[Brief 1]
Answer these questions about the article on A/B testing for small business websites, one per line:
(a) What share of small businesses run any form of systematic testing?
(b) Within about how many seconds does a homepage headline determine whether visitors think the business is for them?
(c) Which example headline tells the reader what they get?
[Brief 2] Resume the article on A/B testing for small business websites, picking up right after its last sentence about using your most common customer outcome as the benefit version.

[Provided text]

Most small business website changes are made by gut feeling. Someone on the team says the button should be green. The owner thinks the headline needs to “pop” more. The designer wants to try a full-screen hero image. So you make the change, cross your fingers, and wait to see if leads go up or down.
That’s not optimization. That’s gambling.
A/B testing replaces opinions with data. You show version A to half your visitors and version B to the other half. Whoever converts more wins. No arguing, no politics, no guessing.
HubSpot’s research shows that A/B testing is the most used method for increasing conversions among companies that actively optimize their websites. Yet less than 20% of small businesses run any form of systematic testing at all. That gap is an opportunity.
You don’t need a $500/month enterprise platform to run meaningful tests. Tools like Google Optimize’s replacement options, VWO, and Convert let you run split tests on a small business budget. Some website platforms have testing built in.
Here are the 9 tests worth running first.
1. Your Hero Headline
The headline on your homepage is the highest-leverage element on your entire site. It’s the first thing most visitors read. It determines in about three seconds whether they think you’re for them.
Most small business headlines fail because they describe the company instead of the customer’s outcome. “Full-Service Digital Marketing Agency” tells me what you are. “Get 30% More Leads From Your Existing Website Traffic” tells me what I get.
For your A/B test, keep everything identical except the headline. Run one version that leads with what you do (your current headline, probably) against one version that leads with the primary benefit you deliver. Use your most common customer outcome as the benefit version.

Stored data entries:
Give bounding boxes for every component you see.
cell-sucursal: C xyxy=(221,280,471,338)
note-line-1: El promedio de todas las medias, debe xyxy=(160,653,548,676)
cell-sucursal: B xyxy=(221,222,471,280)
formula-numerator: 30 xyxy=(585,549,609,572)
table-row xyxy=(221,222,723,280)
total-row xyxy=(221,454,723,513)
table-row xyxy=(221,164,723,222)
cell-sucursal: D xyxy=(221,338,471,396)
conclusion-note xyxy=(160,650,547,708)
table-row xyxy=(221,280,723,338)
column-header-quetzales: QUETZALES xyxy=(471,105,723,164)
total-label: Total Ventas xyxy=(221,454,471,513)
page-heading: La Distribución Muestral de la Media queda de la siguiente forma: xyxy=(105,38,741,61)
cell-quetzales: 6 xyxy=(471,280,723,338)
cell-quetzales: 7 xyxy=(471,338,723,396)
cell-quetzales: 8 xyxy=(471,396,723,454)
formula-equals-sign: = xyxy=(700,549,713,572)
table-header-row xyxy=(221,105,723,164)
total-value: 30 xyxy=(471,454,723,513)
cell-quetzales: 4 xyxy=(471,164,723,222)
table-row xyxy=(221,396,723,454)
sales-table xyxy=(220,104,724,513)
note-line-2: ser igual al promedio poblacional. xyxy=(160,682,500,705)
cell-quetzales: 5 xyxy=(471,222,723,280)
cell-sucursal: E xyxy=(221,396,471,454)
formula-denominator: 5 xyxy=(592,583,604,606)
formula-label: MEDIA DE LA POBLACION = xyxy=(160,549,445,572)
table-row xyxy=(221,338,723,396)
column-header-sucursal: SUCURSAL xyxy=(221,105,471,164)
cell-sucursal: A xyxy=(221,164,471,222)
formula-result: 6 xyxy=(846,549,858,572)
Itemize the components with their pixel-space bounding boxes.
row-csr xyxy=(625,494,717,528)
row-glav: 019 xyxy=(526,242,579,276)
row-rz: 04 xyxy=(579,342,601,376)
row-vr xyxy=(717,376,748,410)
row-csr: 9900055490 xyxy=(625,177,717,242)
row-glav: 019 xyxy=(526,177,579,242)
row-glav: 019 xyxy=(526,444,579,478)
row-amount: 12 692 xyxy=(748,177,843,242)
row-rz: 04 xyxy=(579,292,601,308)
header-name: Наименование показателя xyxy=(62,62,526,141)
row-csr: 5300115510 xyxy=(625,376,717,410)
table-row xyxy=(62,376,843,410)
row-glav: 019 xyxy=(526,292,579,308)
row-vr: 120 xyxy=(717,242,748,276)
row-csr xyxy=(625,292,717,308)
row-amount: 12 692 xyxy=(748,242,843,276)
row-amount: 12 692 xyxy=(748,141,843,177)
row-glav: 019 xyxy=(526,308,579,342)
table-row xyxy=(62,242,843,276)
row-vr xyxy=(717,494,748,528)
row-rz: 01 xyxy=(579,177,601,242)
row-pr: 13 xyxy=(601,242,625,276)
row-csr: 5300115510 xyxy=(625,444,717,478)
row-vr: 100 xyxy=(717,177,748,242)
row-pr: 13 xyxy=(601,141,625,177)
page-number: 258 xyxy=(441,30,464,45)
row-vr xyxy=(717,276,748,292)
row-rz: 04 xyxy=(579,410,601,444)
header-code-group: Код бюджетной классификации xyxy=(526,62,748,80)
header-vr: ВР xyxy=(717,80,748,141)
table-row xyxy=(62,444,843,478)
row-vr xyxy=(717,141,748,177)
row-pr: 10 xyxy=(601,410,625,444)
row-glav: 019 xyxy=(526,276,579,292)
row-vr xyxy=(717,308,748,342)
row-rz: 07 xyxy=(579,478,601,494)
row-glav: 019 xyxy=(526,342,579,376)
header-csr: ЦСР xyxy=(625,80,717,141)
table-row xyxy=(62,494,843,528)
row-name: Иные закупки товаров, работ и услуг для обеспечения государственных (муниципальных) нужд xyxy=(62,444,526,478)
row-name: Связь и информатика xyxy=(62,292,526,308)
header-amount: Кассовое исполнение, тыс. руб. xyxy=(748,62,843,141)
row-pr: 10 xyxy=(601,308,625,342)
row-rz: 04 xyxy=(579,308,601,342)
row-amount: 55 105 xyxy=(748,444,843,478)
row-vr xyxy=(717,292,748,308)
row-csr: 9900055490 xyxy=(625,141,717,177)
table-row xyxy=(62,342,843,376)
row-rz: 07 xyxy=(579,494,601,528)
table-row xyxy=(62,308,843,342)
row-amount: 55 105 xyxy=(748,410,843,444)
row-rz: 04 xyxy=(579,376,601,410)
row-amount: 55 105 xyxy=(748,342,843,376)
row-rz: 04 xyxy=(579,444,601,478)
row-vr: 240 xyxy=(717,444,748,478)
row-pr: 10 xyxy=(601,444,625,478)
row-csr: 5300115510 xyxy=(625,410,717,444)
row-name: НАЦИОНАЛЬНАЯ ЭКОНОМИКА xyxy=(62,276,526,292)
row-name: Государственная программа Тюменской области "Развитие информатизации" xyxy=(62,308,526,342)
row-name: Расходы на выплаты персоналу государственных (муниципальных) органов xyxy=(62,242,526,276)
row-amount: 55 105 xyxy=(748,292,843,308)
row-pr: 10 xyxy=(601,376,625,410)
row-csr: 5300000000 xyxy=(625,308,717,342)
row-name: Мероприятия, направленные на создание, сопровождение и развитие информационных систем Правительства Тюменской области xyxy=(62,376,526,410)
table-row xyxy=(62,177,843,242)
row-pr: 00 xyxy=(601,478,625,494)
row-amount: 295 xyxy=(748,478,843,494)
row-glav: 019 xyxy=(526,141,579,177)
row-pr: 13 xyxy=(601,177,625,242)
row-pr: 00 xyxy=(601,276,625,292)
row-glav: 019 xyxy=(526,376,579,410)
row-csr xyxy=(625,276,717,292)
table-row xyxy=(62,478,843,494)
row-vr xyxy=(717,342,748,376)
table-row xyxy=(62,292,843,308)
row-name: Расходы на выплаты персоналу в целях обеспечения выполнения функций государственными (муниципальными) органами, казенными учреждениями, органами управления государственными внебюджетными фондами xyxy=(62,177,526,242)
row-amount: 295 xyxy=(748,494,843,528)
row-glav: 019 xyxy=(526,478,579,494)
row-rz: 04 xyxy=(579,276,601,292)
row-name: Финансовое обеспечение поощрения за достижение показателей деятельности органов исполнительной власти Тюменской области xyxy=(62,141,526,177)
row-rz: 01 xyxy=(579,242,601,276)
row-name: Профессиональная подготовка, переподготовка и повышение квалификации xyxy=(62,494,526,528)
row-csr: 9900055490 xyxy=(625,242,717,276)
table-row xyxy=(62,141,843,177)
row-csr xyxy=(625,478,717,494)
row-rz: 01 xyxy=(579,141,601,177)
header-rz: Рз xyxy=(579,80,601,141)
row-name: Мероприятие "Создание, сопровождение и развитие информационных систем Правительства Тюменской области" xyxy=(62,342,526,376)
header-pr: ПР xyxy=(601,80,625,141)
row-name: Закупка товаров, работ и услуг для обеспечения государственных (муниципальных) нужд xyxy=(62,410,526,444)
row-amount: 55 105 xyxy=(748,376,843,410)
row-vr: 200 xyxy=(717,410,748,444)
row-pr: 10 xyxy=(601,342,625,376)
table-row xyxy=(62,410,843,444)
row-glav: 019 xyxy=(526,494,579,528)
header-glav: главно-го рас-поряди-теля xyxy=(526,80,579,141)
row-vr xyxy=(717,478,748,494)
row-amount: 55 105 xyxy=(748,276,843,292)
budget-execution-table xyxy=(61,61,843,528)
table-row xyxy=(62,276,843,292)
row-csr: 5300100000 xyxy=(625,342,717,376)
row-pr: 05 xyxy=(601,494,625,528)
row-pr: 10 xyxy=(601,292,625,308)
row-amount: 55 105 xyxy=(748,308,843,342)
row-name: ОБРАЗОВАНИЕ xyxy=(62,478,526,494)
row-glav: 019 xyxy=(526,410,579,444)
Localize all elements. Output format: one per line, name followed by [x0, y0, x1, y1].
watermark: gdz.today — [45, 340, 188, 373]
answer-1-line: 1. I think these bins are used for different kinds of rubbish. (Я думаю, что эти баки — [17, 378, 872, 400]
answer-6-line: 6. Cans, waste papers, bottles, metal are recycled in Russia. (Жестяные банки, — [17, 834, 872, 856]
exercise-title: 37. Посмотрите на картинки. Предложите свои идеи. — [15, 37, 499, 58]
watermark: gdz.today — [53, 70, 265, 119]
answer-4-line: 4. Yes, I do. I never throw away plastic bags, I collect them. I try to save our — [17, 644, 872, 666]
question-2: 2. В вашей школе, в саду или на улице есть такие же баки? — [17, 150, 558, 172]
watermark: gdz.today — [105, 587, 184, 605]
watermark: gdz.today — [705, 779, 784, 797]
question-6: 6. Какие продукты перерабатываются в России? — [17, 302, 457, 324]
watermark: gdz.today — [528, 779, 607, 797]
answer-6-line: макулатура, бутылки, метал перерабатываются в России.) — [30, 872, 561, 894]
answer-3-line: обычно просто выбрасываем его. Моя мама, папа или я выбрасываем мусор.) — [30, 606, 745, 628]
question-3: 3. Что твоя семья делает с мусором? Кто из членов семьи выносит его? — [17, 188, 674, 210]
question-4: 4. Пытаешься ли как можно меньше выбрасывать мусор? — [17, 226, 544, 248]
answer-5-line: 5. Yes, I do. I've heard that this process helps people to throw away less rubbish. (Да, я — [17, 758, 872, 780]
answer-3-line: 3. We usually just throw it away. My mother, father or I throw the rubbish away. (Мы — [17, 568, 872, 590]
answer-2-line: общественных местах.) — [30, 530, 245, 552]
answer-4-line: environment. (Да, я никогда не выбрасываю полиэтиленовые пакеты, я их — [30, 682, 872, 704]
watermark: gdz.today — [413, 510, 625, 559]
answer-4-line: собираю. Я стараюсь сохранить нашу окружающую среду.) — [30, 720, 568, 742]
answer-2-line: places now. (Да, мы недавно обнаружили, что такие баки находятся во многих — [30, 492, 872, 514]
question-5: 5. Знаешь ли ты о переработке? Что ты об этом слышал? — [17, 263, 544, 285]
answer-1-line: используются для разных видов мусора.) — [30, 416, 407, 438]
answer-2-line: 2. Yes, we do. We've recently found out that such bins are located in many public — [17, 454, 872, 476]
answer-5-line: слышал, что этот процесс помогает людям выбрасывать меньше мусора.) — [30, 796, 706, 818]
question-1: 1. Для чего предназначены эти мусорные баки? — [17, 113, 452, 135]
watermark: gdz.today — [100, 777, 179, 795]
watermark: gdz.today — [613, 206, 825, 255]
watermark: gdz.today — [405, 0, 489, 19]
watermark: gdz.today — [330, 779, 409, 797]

[Task answer 1]
(a) Less than 20%
(b) About three seconds
(c) "Get 30% More Leads From Your Existing Website Traffic"

[Task answer 2]
Conversion XL’s research consistently shows that benefit-focused headlines outperform feature or identity-focused ones. The lift can be anywhere from 15% to 90% depending on how bad the original was.
Let the test run until you have at least 100 conversions in each variation, or your testing tool shows 95% statistical significance. Don’t call it early.
2. Your Primary CTA Button Copy
“Submit.” “Click Here.” “Learn More.” These are the three worst button labels in the history of the internet.
Button copy is one of the fastest and easiest A/B tests to run, and the results are often dramatic. A study by Unbounce found that changing button text from first person (“Get My Free Report”) versus second person (“Get Your Free Report”) produced a 90% lift in clicks in one test.
The principle: your CTA button should describe what happens next from the user’s perspective, not your company’s. “Schedule Your Free Consultation” beats “Submit.” “Show Me the Pricing” beats “View Plans.” “Start My Free Trial” beats “Sign Up.”
Test your most important button first. That’s usually the one above the fold on your homepage or the primary CTA on your highest-traffic landing page. Swap the vague label for something specific and action-oriented. Track clicks and downstream conversions — not just clicks.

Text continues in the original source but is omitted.